To do:
Find each line that has the string "Trafficking" and give the total, with nothing else.
BEGIN Information given
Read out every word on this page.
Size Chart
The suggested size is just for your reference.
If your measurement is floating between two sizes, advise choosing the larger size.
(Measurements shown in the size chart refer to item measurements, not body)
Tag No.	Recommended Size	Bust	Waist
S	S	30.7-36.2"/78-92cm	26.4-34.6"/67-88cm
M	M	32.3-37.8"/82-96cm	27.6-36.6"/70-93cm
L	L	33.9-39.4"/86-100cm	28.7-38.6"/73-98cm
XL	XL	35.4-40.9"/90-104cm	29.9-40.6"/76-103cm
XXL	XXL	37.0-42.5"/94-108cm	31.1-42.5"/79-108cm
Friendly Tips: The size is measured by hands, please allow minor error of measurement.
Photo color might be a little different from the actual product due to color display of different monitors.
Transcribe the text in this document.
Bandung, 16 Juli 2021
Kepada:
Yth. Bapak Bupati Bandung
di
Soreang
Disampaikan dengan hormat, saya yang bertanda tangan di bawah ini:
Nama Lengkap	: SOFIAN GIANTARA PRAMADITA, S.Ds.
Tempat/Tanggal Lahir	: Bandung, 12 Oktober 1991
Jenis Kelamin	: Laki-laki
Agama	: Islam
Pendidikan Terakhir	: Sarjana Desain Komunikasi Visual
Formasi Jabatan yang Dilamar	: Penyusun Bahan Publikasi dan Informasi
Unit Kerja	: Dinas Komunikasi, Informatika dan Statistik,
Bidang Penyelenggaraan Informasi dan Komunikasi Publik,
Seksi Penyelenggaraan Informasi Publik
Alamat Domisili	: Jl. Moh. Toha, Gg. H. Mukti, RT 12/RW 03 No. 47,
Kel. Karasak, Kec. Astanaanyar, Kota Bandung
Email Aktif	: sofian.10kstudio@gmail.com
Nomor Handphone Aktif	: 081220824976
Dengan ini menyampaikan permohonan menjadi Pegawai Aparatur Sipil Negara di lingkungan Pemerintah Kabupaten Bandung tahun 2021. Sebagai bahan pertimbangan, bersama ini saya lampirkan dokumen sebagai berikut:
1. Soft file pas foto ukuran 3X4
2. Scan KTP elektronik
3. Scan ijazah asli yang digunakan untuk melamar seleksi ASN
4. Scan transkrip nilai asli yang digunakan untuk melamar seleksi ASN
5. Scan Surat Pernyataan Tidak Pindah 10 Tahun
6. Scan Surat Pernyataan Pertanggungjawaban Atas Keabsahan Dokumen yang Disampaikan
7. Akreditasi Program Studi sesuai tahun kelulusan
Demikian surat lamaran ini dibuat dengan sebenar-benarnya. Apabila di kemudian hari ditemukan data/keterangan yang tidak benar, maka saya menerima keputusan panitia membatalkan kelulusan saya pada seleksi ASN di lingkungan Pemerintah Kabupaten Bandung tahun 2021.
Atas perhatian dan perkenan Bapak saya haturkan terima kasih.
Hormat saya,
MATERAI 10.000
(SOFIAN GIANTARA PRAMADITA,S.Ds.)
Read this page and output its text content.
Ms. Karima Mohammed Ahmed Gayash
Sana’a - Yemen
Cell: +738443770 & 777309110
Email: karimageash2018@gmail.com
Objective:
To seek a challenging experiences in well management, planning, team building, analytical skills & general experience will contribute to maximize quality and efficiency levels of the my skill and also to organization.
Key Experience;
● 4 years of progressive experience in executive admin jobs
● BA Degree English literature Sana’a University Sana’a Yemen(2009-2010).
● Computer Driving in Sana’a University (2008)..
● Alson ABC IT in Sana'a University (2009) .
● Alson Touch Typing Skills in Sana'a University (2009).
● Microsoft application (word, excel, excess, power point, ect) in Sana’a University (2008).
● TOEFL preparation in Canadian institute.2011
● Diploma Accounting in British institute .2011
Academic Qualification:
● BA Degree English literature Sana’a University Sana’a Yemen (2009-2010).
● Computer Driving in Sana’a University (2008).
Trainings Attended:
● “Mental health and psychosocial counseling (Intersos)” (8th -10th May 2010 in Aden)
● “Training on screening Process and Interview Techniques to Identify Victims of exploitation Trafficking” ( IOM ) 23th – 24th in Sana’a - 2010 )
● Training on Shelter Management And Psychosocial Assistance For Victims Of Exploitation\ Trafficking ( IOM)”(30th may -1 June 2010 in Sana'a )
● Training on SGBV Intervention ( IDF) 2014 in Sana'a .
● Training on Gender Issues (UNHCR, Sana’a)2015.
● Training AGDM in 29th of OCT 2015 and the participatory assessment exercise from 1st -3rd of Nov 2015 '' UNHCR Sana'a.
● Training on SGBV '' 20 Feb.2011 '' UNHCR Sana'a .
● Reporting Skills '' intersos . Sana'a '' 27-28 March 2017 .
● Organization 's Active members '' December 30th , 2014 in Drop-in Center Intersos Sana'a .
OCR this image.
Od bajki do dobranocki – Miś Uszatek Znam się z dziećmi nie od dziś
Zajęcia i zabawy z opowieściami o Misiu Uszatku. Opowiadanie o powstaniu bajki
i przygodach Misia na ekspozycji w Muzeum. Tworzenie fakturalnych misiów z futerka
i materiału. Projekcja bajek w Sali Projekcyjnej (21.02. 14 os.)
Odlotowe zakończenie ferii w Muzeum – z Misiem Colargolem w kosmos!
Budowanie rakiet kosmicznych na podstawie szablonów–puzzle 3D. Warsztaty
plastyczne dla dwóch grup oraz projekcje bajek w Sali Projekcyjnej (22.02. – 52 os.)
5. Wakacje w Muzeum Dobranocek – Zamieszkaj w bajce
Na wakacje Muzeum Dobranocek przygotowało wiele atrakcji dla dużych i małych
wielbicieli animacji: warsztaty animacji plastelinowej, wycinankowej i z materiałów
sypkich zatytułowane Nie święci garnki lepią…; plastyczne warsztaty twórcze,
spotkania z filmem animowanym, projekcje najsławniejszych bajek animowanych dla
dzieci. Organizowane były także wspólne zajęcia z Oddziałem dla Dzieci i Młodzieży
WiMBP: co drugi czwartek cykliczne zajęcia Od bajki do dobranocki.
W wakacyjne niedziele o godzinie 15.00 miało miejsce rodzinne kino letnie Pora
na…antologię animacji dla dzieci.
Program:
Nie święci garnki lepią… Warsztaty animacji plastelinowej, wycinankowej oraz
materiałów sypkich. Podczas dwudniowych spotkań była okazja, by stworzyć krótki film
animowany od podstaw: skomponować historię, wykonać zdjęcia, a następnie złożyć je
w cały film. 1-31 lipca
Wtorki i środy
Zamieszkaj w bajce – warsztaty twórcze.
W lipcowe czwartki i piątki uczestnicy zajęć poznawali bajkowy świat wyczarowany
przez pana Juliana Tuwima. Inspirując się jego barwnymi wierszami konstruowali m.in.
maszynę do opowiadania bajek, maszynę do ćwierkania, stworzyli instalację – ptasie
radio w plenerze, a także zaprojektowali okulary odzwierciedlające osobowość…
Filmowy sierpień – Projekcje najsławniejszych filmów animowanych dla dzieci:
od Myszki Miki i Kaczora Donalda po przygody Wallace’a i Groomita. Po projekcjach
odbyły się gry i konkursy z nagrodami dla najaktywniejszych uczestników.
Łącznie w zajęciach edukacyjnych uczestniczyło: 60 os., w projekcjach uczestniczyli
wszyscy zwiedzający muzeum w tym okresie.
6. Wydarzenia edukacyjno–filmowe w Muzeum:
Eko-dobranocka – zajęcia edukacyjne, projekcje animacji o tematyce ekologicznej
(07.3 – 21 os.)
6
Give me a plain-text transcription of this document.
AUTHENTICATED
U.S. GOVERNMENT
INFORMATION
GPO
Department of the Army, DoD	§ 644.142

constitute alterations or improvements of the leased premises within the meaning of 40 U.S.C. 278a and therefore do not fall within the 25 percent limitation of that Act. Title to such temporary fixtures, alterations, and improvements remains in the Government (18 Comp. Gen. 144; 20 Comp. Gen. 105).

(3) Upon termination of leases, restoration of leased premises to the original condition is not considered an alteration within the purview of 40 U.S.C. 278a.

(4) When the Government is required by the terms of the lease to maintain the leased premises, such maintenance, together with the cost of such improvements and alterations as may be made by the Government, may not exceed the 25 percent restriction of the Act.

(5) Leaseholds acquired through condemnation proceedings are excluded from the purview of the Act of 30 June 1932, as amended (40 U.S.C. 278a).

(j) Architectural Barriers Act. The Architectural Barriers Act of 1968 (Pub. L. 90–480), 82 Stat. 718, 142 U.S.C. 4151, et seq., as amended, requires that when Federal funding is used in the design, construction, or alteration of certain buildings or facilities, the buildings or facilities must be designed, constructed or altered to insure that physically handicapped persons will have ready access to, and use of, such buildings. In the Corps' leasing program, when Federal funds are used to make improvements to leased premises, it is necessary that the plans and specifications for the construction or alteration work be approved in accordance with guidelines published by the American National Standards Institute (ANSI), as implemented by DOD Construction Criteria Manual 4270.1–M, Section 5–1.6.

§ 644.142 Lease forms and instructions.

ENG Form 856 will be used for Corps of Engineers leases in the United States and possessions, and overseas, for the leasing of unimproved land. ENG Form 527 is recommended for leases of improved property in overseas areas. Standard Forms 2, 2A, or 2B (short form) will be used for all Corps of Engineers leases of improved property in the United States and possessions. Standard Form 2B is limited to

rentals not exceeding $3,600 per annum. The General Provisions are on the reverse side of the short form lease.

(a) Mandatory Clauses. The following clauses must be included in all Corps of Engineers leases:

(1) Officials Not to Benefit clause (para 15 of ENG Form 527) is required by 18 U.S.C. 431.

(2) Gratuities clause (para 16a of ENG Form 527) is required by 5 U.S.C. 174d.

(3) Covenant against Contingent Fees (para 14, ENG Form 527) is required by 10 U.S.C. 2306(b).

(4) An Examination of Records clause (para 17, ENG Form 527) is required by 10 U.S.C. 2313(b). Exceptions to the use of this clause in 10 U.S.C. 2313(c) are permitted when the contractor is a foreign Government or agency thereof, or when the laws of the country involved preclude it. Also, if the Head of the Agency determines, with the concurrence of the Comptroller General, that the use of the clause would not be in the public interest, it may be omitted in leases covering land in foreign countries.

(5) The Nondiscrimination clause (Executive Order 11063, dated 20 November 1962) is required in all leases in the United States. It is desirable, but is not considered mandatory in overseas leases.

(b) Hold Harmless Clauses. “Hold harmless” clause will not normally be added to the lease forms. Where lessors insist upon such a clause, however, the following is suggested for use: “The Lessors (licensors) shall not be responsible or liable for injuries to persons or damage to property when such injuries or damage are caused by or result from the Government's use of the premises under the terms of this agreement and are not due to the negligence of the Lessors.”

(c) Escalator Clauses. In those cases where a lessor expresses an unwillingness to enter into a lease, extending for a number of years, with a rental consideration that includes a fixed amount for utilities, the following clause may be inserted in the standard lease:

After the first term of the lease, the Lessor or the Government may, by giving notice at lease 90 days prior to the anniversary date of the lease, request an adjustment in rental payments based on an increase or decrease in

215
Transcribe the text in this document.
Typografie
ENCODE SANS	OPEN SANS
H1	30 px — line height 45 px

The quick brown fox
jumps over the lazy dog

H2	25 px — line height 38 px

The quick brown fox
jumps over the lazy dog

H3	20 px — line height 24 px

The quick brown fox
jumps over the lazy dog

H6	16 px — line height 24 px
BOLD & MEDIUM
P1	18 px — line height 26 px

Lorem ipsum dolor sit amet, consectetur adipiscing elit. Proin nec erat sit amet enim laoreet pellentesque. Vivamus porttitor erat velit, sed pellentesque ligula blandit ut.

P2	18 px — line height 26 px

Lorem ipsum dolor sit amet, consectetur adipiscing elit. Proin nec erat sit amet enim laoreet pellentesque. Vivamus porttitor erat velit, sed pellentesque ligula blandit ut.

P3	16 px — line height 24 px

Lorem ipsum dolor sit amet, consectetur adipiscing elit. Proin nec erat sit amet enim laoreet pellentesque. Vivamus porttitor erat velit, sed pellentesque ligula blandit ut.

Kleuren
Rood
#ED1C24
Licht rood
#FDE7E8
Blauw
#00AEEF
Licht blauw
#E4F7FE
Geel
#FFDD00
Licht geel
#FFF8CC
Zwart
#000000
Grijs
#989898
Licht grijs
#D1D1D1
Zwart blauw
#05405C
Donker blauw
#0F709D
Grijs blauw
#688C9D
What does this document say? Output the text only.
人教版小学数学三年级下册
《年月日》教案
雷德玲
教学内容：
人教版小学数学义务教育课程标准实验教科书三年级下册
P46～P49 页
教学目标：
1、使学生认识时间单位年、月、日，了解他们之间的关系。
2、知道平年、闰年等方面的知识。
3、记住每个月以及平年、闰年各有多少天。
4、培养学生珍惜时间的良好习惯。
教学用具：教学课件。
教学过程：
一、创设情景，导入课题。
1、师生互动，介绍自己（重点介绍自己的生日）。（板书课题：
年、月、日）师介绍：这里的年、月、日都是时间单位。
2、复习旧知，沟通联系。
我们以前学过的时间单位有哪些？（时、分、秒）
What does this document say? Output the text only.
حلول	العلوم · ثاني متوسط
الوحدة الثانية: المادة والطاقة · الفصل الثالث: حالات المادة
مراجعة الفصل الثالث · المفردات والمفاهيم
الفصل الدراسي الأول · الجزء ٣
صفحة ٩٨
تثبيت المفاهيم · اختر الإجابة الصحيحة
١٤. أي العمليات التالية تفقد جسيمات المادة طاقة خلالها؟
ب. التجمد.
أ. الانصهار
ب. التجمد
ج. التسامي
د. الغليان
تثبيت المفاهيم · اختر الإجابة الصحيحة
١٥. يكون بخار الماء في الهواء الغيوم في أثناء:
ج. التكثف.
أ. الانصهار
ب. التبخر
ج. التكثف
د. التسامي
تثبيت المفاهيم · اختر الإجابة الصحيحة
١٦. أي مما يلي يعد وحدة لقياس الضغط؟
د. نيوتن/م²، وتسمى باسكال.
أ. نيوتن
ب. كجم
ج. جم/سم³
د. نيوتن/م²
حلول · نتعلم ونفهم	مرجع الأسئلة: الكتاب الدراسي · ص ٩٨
END Information given
Answer below:
2